Written request:
Each entry below must be repeated word for word.

Items from a dataset:
"""
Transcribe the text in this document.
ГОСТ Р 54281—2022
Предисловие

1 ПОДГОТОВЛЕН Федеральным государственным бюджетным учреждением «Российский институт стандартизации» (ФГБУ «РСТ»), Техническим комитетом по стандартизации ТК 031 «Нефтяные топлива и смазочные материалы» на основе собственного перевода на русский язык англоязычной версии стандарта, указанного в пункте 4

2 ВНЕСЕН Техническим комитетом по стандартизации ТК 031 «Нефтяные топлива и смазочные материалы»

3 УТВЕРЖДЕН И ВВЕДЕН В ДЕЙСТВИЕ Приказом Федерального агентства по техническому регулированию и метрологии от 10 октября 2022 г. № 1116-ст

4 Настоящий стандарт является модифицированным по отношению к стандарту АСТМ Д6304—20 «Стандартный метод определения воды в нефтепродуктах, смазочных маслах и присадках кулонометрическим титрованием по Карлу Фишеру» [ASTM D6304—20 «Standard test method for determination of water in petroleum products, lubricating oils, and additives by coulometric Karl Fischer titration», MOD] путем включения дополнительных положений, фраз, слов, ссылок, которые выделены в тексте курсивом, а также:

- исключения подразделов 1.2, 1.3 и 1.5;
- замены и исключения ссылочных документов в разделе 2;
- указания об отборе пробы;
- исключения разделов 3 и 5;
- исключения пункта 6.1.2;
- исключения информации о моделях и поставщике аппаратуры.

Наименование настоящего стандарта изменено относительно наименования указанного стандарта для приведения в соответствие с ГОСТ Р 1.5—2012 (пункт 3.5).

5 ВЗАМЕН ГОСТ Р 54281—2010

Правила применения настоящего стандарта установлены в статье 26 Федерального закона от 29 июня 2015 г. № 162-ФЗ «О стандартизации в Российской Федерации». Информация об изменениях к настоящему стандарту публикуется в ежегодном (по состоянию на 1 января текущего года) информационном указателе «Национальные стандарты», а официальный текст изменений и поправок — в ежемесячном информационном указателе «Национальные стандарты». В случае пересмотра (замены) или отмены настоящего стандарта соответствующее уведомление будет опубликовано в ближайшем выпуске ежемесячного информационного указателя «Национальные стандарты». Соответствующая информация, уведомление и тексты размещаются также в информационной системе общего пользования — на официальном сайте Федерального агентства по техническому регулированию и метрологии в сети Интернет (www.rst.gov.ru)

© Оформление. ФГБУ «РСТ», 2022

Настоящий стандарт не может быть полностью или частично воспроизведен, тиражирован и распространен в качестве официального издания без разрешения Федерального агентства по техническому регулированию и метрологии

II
"""
Answer below:
Transcribe the text in this document.
ГОСТ Р 54281—2022
Предисловие

1 ПОДГОТОВЛЕН Федеральным государственным бюджетным учреждением «Российский институт стандартизации» (ФГБУ «РСТ»), Техническим комитетом по стандартизации ТК 031 «Нефтяные топлива и смазочные материалы» на основе собственного перевода на русский язык англоязычной версии стандарта, указанного в пункте 4

2 ВНЕСЕН Техническим комитетом по стандартизации ТК 031 «Нефтяные топлива и смазочные материалы»

3 УТВЕРЖДЕН И ВВЕДЕН В ДЕЙСТВИЕ Приказом Федерального агентства по техническому регулированию и метрологии от 10 октября 2022 г. № 1116-ст

4 Настоящий стандарт является модифицированным по отношению к стандарту АСТМ Д6304—20 «Стандартный метод определения воды в нефтепродуктах, смазочных маслах и присадках кулонометрическим титрованием по Карлу Фишеру» [ASTM D6304—20 «Standard test method for determination of water in petroleum products, lubricating oils, and additives by coulometric Karl Fischer titration», MOD] путем включения дополнительных положений, фраз, слов, ссылок, которые выделены в тексте курсивом, а также:

- исключения подразделов 1.2, 1.3 и 1.5;
- замены и исключения ссылочных документов в разделе 2;
- указания об отборе пробы;
- исключения разделов 3 и 5;
- исключения пункта 6.1.2;
- исключения информации о моделях и поставщике аппаратуры.

Наименование настоящего стандарта изменено относительно наименования указанного стандарта для приведения в соответствие с ГОСТ Р 1.5—2012 (пункт 3.5).

5 ВЗАМЕН ГОСТ Р 54281—2010

Правила применения настоящего стандарта установлены в статье 26 Федерального закона от 29 июня 2015 г. № 162-ФЗ «О стандартизации в Российской Федерации». Информация об изменениях к настоящему стандарту публикуется в ежегодном (по состоянию на 1 января текущего года) информационном указателе «Национальные стандарты», а официальный текст изменений и поправок — в ежемесячном информационном указателе «Национальные стандарты». В случае пересмотра (замены) или отмены настоящего стандарта соответствующее уведомление будет опубликовано в ближайшем выпуске ежемесячного информационного указателя «Национальные стандарты». Соответствующая информация, уведомление и тексты размещаются также в информационной системе общего пользования — на официальном сайте Федерального агентства по техническому регулированию и метрологии в сети Интернет (www.rst.gov.ru)

© Оформление. ФГБУ «РСТ», 2022

Настоящий стандарт не может быть полностью или частично воспроизведен, тиражирован и распространен в качестве официального издания без разрешения Федерального агентства по техническому регулированию и метрологии

II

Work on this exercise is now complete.